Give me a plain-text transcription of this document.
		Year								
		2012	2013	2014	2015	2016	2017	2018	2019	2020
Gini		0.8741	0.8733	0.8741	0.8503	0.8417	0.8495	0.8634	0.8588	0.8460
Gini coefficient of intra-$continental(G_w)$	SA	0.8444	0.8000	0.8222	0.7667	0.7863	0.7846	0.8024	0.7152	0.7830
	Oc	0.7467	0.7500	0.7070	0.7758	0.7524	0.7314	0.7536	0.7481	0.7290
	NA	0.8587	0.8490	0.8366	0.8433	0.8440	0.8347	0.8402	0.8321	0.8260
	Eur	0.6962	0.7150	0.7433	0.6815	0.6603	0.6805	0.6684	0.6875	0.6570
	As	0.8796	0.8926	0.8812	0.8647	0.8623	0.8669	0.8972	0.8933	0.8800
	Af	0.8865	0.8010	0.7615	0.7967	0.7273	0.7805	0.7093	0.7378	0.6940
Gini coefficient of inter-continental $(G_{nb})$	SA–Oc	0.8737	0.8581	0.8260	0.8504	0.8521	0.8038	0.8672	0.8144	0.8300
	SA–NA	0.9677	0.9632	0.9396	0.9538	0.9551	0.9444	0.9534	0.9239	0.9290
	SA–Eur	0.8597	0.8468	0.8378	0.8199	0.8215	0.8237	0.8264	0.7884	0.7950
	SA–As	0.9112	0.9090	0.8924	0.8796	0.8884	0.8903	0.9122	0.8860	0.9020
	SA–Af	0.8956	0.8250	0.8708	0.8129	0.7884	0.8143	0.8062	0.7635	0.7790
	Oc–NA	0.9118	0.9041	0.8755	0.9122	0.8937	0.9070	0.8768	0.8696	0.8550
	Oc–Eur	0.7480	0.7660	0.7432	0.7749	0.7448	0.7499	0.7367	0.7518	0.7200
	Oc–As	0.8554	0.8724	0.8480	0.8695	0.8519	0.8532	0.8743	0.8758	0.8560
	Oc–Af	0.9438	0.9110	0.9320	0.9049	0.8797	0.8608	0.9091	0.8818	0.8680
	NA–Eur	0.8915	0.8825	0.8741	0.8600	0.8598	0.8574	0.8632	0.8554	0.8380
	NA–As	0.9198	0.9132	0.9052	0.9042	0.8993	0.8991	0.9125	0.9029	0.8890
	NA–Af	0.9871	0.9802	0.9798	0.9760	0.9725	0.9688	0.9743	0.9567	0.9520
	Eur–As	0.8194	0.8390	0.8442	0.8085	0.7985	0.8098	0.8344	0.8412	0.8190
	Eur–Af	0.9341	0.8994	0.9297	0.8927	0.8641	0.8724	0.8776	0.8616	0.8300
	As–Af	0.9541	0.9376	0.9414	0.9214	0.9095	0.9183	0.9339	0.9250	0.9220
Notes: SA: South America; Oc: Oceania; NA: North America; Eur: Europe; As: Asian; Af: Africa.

::::::::

**SHORT TASK**
Find the string "Gini" in the listing and return every line that holds it.

**ANSWER TO THIS EXERCISE**
Gini		0.8741	0.8733	0.8741	0.8503	0.8417	0.8495	0.8634	0.8588	0.8460
Gini coefficient of intra-$continental(G_w)$	SA	0.8444	0.8000	0.8222	0.7667	0.7863	0.7846	0.8024	0.7152	0.7830
Gini coefficient of inter-continental $(G_{nb})$	SA–Oc	0.8737	0.8581	0.8260	0.8504	0.8521	0.8038	0.8672	0.8144	0.8300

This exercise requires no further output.